• [GIVEN EXERCISE] Copy each line that has the string "JSON" somewhere in it.
┏━━
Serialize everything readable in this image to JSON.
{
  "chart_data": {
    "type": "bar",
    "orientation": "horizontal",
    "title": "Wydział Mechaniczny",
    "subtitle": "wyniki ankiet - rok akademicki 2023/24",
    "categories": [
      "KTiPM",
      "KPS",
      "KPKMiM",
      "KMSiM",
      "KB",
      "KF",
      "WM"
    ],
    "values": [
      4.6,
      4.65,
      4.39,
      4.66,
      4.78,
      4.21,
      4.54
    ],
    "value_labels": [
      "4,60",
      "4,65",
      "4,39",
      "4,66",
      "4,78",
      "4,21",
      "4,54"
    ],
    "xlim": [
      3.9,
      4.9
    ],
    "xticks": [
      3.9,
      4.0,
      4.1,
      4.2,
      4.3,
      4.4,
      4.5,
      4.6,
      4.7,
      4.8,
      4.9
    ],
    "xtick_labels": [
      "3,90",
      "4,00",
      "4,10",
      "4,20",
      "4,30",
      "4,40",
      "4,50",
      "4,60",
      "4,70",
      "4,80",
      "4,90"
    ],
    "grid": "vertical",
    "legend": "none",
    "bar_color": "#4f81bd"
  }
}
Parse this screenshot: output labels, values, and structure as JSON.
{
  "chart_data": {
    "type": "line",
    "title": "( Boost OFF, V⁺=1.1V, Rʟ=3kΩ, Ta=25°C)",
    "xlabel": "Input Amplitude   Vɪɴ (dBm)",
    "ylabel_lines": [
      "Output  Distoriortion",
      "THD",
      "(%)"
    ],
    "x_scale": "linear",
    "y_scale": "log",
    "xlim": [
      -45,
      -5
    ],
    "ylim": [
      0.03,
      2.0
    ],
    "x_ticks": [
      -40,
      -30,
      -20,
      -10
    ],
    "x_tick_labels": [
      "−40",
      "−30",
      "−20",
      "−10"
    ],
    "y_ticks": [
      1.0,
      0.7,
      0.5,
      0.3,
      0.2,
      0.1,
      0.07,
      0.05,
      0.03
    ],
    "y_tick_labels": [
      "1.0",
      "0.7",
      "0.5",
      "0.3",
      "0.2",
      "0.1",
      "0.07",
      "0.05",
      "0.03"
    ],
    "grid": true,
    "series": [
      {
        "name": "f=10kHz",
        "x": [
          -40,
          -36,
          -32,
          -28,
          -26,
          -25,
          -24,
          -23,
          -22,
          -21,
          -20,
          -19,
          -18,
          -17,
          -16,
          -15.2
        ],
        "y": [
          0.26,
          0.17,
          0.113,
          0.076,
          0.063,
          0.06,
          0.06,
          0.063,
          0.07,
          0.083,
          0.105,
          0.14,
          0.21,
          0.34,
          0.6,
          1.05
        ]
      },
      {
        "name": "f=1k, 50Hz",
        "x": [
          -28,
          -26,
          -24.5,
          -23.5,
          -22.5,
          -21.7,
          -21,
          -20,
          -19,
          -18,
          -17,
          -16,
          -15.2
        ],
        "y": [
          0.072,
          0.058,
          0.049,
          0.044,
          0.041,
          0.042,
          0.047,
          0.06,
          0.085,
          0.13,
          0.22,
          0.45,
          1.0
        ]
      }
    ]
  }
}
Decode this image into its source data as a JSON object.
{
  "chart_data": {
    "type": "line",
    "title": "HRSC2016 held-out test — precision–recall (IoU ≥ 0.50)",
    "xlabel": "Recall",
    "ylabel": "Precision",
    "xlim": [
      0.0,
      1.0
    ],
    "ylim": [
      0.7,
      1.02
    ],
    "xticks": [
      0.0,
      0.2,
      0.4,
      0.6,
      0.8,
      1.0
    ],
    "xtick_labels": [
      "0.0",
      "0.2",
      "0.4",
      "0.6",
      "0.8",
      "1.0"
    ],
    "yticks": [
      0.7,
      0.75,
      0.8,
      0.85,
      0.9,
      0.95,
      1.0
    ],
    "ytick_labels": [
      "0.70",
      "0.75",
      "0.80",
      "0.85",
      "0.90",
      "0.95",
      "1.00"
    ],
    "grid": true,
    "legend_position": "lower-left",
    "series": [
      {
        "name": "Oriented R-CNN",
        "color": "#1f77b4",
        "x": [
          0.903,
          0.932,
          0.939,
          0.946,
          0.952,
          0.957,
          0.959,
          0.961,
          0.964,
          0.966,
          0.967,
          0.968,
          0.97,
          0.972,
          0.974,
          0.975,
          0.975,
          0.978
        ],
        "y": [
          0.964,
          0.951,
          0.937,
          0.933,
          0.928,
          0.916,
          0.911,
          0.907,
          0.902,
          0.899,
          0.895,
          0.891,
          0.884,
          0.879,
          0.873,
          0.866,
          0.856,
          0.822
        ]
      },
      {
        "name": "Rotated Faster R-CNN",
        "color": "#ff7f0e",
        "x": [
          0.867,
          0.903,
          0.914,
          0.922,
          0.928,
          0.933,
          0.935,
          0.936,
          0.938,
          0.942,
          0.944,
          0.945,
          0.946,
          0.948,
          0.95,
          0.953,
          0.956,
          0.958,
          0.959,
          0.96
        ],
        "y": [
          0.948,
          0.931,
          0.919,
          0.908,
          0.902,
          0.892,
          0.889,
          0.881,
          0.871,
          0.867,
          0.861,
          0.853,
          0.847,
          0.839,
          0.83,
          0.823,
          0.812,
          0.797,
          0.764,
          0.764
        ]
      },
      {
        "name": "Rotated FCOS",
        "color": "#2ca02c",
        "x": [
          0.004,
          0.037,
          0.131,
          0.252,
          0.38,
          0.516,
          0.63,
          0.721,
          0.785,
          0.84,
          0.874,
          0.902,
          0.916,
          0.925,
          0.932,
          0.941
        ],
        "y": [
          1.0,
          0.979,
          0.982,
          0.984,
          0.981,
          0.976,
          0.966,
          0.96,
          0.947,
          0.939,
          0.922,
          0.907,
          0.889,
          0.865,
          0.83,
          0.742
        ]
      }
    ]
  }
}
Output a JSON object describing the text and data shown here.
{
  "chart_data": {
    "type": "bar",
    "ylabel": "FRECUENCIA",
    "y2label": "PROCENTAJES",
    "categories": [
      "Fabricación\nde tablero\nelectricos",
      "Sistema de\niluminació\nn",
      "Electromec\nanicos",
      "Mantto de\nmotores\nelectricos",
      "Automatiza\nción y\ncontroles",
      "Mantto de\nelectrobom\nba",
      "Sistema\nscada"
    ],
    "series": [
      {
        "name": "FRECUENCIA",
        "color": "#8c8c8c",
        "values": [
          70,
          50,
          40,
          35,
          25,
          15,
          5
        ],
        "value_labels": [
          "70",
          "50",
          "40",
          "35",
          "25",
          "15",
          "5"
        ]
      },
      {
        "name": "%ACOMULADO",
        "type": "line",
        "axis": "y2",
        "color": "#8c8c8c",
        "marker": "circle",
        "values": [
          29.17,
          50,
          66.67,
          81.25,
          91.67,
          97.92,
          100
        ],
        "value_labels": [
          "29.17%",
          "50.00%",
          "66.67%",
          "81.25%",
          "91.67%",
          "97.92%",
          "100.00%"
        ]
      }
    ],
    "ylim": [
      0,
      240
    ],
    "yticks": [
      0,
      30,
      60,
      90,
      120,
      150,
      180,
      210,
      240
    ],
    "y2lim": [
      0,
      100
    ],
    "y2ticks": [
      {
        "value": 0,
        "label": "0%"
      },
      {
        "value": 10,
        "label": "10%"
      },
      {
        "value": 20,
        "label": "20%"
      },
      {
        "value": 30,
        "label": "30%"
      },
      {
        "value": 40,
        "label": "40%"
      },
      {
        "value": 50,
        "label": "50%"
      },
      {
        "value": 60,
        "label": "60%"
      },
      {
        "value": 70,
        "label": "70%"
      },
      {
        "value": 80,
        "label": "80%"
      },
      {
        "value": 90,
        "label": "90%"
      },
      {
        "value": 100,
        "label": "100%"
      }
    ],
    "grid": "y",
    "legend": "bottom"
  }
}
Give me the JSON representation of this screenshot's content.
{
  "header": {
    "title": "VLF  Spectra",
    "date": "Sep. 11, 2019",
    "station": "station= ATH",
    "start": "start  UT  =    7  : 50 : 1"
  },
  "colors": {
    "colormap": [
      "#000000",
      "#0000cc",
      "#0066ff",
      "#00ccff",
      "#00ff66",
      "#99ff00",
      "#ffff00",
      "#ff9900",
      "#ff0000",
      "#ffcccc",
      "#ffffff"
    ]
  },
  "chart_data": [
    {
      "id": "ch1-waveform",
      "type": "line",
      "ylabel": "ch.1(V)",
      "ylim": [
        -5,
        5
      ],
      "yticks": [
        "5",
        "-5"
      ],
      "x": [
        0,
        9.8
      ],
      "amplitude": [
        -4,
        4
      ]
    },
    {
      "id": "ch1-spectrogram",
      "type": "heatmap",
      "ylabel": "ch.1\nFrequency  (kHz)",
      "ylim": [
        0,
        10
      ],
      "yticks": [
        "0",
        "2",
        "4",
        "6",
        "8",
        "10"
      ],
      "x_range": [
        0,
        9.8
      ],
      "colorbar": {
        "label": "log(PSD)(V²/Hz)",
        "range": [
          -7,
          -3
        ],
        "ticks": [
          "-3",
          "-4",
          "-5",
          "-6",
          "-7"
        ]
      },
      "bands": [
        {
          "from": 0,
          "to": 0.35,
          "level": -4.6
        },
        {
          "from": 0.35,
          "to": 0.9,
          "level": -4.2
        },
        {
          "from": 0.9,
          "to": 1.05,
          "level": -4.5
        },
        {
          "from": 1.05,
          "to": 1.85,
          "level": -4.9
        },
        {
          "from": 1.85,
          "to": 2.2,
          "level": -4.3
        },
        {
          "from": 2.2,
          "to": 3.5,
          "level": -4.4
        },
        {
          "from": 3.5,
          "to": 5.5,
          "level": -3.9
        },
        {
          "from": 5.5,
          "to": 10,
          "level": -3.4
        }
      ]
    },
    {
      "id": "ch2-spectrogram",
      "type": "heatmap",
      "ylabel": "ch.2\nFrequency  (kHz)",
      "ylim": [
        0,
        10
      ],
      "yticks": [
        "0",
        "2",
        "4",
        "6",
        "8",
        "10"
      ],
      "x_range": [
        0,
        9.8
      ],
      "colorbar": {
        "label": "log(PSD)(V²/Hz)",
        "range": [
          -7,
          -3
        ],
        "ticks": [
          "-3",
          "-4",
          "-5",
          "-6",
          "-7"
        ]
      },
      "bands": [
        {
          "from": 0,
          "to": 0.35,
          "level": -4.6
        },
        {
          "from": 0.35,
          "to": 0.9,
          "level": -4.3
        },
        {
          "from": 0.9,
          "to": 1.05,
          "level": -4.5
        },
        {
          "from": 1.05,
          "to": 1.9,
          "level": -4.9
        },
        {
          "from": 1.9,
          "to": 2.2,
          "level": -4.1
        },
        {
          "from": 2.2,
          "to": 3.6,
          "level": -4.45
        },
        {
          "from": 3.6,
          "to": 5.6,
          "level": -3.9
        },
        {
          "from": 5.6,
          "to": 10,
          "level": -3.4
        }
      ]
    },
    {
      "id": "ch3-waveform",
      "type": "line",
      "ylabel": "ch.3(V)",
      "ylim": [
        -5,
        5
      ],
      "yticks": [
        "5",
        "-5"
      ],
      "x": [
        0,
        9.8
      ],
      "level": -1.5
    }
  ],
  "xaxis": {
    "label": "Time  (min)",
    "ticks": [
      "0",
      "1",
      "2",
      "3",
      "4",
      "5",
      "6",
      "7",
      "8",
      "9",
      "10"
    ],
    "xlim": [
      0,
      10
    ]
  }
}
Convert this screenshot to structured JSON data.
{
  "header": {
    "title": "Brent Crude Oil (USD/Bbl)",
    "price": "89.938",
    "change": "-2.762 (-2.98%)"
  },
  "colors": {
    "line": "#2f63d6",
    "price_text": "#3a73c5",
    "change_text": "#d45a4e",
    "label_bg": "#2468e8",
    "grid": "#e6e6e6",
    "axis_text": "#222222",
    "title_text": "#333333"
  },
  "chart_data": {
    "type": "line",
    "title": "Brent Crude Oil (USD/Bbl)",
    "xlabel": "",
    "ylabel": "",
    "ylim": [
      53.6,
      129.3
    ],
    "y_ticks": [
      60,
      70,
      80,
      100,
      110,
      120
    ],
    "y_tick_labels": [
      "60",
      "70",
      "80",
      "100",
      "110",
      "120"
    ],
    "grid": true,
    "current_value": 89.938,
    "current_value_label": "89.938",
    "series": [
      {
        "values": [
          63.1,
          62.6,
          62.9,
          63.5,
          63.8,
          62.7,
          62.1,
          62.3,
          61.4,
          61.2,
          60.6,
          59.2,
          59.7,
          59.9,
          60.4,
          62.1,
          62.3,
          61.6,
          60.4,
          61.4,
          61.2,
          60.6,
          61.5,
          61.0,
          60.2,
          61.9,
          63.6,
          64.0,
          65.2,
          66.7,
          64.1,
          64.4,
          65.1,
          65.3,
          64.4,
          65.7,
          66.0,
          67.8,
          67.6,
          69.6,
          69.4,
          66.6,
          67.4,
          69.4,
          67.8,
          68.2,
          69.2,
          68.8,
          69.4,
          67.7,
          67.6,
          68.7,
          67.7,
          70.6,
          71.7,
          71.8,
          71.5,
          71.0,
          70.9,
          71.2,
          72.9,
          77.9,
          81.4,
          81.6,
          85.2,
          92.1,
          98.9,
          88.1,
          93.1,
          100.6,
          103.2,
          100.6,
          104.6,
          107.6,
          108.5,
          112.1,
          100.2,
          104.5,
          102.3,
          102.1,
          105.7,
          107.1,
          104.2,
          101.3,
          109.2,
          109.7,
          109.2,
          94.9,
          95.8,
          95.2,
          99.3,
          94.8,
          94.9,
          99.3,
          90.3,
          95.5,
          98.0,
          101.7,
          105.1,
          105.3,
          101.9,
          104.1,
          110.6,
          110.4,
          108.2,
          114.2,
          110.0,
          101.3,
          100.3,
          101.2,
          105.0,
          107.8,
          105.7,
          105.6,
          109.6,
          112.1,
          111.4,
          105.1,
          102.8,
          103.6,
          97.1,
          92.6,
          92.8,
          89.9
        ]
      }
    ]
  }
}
┗━━
• [CORRECT RESPONSE]
Serialize everything readable in this image to JSON.
Parse this screenshot: output labels, values, and structure as JSON.
Decode this image into its source data as a JSON object.
Output a JSON object describing the text and data shown here.
Give me the JSON representation of this screenshot's content.
Convert this screenshot to structured JSON data.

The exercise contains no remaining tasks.